## Input for this task
##############################
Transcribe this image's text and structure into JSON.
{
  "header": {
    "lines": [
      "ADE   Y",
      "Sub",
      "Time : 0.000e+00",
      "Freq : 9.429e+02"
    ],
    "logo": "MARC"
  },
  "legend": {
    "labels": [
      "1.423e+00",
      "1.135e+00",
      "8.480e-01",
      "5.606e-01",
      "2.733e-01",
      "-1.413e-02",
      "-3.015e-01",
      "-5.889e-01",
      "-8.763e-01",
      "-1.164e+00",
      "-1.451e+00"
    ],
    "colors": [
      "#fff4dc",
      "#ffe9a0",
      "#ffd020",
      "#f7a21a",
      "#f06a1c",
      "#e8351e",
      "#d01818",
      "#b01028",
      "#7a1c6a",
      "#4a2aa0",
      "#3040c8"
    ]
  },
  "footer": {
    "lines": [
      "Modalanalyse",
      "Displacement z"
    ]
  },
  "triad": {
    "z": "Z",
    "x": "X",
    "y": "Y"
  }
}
##############################
## Task statement
Quote all the records exactly, please, leaving none out.

## Solution for this task
Transcribe this image's text and structure into JSON.
{
  "header": {
    "lines": [
      "ADE   Y",
      "Sub",
      "Time : 0.000e+00",
      "Freq : 9.429e+02"
    ],
    "logo": "MARC"
  },
  "legend": {
    "labels": [
      "1.423e+00",
      "1.135e+00",
      "8.480e-01",
      "5.606e-01",
      "2.733e-01",
      "-1.413e-02",
      "-3.015e-01",
      "-5.889e-01",
      "-8.763e-01",
      "-1.164e+00",
      "-1.451e+00"
    ],
    "colors": [
      "#fff4dc",
      "#ffe9a0",
      "#ffd020",
      "#f7a21a",
      "#f06a1c",
      "#e8351e",
      "#d01818",
      "#b01028",
      "#7a1c6a",
      "#4a2aa0",
      "#3040c8"
    ]
  },
  "footer": {
    "lines": [
      "Modalanalyse",
      "Displacement z"
    ]
  },
  "triad": {
    "z": "Z",
    "x": "X",
    "y": "Y"
  }
}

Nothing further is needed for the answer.